#### [Exercise]
Scan the data for "took" and copy the lines it appears in.

[Extracted records]
·····

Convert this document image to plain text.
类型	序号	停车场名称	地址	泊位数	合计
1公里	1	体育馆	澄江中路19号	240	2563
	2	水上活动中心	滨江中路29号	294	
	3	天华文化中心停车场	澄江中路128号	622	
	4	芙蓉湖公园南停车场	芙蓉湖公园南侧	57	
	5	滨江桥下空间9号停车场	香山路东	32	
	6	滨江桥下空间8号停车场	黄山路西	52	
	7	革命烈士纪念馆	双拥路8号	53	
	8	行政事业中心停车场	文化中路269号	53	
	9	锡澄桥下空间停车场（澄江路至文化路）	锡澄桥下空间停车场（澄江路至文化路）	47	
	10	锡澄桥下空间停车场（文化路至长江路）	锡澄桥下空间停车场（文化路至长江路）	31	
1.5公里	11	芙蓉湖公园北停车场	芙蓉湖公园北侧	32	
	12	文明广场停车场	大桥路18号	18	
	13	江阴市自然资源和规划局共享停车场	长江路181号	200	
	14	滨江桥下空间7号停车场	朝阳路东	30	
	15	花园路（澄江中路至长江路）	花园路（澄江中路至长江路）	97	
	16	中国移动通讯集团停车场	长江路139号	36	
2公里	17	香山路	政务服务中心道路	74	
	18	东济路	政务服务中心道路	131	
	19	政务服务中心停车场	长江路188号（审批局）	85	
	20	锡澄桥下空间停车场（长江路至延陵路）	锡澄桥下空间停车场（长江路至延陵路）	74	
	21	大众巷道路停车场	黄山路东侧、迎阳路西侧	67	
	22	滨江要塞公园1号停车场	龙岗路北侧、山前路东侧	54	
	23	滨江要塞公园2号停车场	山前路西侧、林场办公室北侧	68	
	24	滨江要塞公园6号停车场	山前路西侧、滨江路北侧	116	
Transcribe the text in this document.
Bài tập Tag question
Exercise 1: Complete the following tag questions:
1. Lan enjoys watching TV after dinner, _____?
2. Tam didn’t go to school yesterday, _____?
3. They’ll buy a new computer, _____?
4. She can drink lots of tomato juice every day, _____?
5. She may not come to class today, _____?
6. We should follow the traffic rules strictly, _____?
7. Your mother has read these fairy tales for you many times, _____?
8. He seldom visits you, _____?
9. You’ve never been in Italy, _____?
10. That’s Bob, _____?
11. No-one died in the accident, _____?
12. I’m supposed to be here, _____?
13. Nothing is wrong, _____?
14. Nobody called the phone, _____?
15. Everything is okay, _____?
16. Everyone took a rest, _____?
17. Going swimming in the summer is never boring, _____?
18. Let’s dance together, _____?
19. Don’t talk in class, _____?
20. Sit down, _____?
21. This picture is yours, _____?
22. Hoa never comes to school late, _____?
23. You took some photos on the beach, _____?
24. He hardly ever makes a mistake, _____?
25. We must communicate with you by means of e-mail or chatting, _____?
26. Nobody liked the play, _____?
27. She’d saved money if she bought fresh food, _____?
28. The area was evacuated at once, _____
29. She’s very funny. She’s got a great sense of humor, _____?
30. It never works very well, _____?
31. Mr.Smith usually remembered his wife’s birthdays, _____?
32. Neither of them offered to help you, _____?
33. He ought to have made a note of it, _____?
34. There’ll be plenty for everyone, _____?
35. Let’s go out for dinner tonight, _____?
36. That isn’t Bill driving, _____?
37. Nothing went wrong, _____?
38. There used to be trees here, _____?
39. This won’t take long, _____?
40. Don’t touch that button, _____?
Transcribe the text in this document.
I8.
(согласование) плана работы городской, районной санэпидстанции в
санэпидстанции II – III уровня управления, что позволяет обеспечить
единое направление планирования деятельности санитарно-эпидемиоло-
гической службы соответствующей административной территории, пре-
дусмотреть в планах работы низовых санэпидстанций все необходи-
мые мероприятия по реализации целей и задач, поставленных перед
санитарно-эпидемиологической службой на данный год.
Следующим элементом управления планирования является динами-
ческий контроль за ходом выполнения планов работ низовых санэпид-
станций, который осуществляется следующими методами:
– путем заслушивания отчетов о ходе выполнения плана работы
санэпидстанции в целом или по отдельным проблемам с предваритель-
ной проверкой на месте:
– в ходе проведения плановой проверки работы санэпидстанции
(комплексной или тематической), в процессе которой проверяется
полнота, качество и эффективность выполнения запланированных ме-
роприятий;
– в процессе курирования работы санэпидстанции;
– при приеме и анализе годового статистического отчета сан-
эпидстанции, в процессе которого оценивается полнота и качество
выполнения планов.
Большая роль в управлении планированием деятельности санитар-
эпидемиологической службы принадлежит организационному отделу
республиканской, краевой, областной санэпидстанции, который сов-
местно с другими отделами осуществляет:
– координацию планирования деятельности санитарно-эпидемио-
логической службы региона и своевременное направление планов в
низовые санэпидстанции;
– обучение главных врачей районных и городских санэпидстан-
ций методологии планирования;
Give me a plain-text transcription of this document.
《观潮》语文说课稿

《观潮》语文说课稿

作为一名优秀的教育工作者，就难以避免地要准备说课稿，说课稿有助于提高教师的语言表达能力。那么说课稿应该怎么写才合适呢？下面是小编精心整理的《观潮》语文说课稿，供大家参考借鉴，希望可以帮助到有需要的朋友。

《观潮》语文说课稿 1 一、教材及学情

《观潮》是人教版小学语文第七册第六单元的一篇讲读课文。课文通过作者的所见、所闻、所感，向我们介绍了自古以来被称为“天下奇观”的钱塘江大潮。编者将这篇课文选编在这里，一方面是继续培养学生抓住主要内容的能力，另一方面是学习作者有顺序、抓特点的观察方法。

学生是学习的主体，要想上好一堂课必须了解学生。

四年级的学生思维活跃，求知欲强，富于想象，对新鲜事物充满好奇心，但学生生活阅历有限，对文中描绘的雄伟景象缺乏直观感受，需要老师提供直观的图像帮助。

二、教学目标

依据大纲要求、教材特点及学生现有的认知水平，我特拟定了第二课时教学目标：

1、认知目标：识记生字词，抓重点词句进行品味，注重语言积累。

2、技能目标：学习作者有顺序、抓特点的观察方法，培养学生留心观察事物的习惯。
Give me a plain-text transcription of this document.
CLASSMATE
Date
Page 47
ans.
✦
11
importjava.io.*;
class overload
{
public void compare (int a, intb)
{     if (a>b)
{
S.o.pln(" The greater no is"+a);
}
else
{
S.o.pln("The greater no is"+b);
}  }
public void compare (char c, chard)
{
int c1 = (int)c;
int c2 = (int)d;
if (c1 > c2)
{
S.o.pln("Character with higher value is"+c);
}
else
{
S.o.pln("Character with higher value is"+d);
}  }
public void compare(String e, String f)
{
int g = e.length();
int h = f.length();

·····

#### [Task response]
16. Everyone took a rest, _____?
23. You took some photos on the beach, _____?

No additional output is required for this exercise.